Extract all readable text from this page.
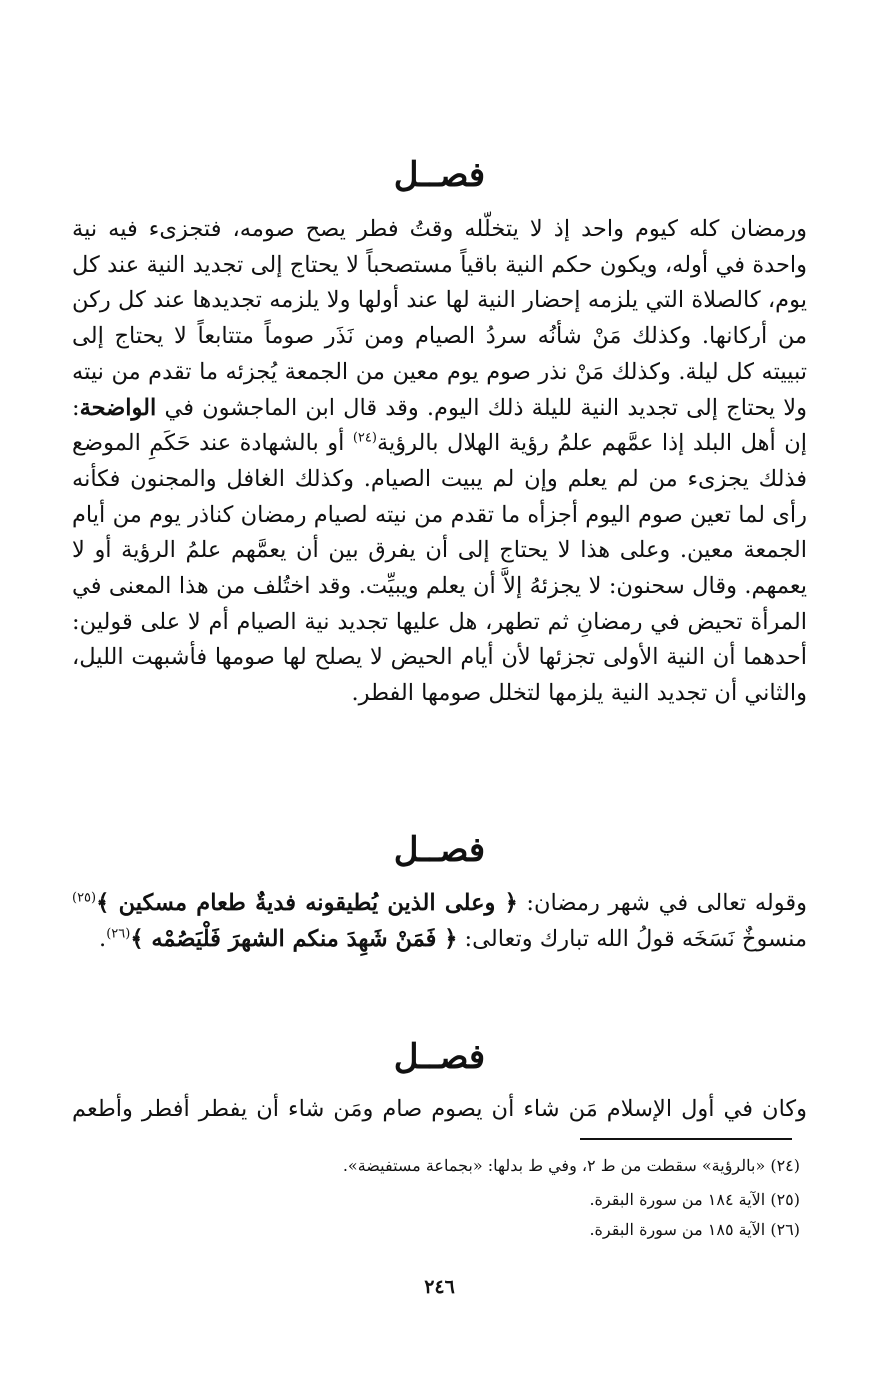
فصــل

ورمضان كله كيوم واحد إذ لا يتخلّله وقتُ فطر يصح صومه، فتجزىء فيه نية واحدة في أوله، ويكون حكم النية باقياً مستصحباً لا يحتاج إلى تجديد النية عند كل يوم، كالصلاة التي يلزمه إحضار النية لها عند أولها ولا يلزمه تجديدها عند كل ركن من أركانها. وكذلك مَنْ شأنُه سردُ الصيام ومن نَذَر صوماً متتابعاً لا يحتاج إلى تبييته كل ليلة. وكذلك مَنْ نذر صوم يوم معين من الجمعة يُجزئه ما تقدم من نيته ولا يحتاج إلى تجديد النية لليلة ذلك اليوم. وقد قال ابن الماجشون في الواضحة: إن أهل البلد إذا عمَّهم علمُ رؤية الهلال بالرؤية$^{(٢٤)}$ أو بالشهادة عند حَكَمِ الموضع فذلك يجزىء من لم يعلم وإن لم يبيت الصيام. وكذلك الغافل والمجنون فكأنه رأى لما تعين صوم اليوم أجزأه ما تقدم من نيته لصيام رمضان كناذر يوم من أيام الجمعة معين. وعلى هذا لا يحتاج إلى أن يفرق بين أن يعمَّهم علمُ الرؤية أو لا يعمهم. وقال سحنون: لا يجزئهُ إلاَّ أن يعلم ويبيِّت. وقد اختُلف من هذا المعنى في المرأة تحيض في رمضانِ ثم تطهر، هل عليها تجديد نية الصيام أم لا على قولين: أحدهما أن النية الأولى تجزئها لأن أيام الحيض لا يصلح لها صومها فأشبهت الليل، والثاني أن تجديد النية يلزمها لتخلل صومها الفطر.

فصــل

وقوله تعالى في شهر رمضان: ﴿ وعلى الذين يُطيقونه فديةٌ طعام مسكين ﴾$^{(٢٥)}$ منسوخٌ نَسَخَه قولُ الله تبارك وتعالى: ﴿ فَمَنْ شَهِدَ منكم الشهرَ فَلْيَصُمْه ﴾$^{(٢٦)}$.

فصــل

وكان في أول الإسلام مَن شاء أن يصوم صام ومَن شاء أن يفطر أفطر وأطعم

(٢٤) «بالرؤية» سقطت من ط ٢، وفي ط بدلها: «بجماعة مستفيضة».

(٢٥) الآية ١٨٤ من سورة البقرة.

(٢٦) الآية ١٨٥ من سورة البقرة.

٢٤٦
________________________
## What the exercise asks
Set down the complete material exactly, but do not include the images.

## Solution
Extract all readable text from this page.
فصــل

ورمضان كله كيوم واحد إذ لا يتخلّله وقتُ فطر يصح صومه، فتجزىء فيه نية واحدة في أوله، ويكون حكم النية باقياً مستصحباً لا يحتاج إلى تجديد النية عند كل يوم، كالصلاة التي يلزمه إحضار النية لها عند أولها ولا يلزمه تجديدها عند كل ركن من أركانها. وكذلك مَنْ شأنُه سردُ الصيام ومن نَذَر صوماً متتابعاً لا يحتاج إلى تبييته كل ليلة. وكذلك مَنْ نذر صوم يوم معين من الجمعة يُجزئه ما تقدم من نيته ولا يحتاج إلى تجديد النية لليلة ذلك اليوم. وقد قال ابن الماجشون في الواضحة: إن أهل البلد إذا عمَّهم علمُ رؤية الهلال بالرؤية$^{(٢٤)}$ أو بالشهادة عند حَكَمِ الموضع فذلك يجزىء من لم يعلم وإن لم يبيت الصيام. وكذلك الغافل والمجنون فكأنه رأى لما تعين صوم اليوم أجزأه ما تقدم من نيته لصيام رمضان كناذر يوم من أيام الجمعة معين. وعلى هذا لا يحتاج إلى أن يفرق بين أن يعمَّهم علمُ الرؤية أو لا يعمهم. وقال سحنون: لا يجزئهُ إلاَّ أن يعلم ويبيِّت. وقد اختُلف من هذا المعنى في المرأة تحيض في رمضانِ ثم تطهر، هل عليها تجديد نية الصيام أم لا على قولين: أحدهما أن النية الأولى تجزئها لأن أيام الحيض لا يصلح لها صومها فأشبهت الليل، والثاني أن تجديد النية يلزمها لتخلل صومها الفطر.

فصــل

وقوله تعالى في شهر رمضان: ﴿ وعلى الذين يُطيقونه فديةٌ طعام مسكين ﴾$^{(٢٥)}$ منسوخٌ نَسَخَه قولُ الله تبارك وتعالى: ﴿ فَمَنْ شَهِدَ منكم الشهرَ فَلْيَصُمْه ﴾$^{(٢٦)}$.

فصــل

وكان في أول الإسلام مَن شاء أن يصوم صام ومَن شاء أن يفطر أفطر وأطعم

(٢٤) «بالرؤية» سقطت من ط ٢، وفي ط بدلها: «بجماعة مستفيضة».

(٢٥) الآية ١٨٤ من سورة البقرة.

(٢٦) الآية ١٨٥ من سورة البقرة.

٢٤٦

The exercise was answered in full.